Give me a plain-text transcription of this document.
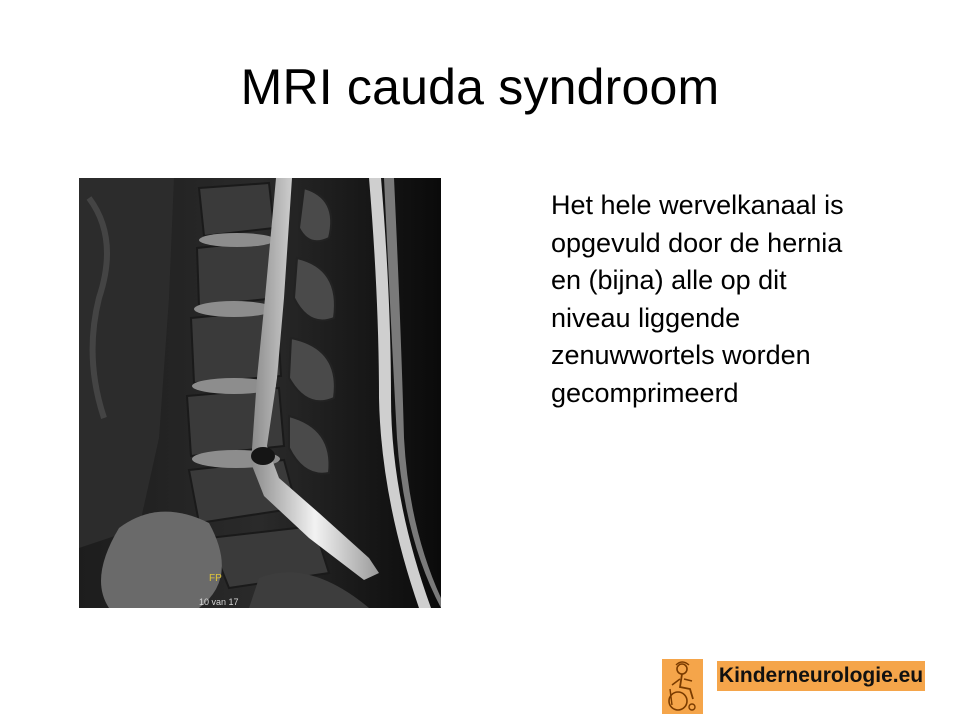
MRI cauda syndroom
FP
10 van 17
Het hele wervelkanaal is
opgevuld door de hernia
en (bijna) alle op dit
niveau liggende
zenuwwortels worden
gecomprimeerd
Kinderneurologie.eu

_Task goal_
Leaving out the pictures, repeat the data above exactly.

_Answer below_
Give me a plain-text transcription of this document.
MRI cauda syndroom
FP
10 van 17
Het hele wervelkanaal is
opgevuld door de hernia
en (bijna) alle op dit
niveau liggende
zenuwwortels worden
gecomprimeerd
Kinderneurologie.eu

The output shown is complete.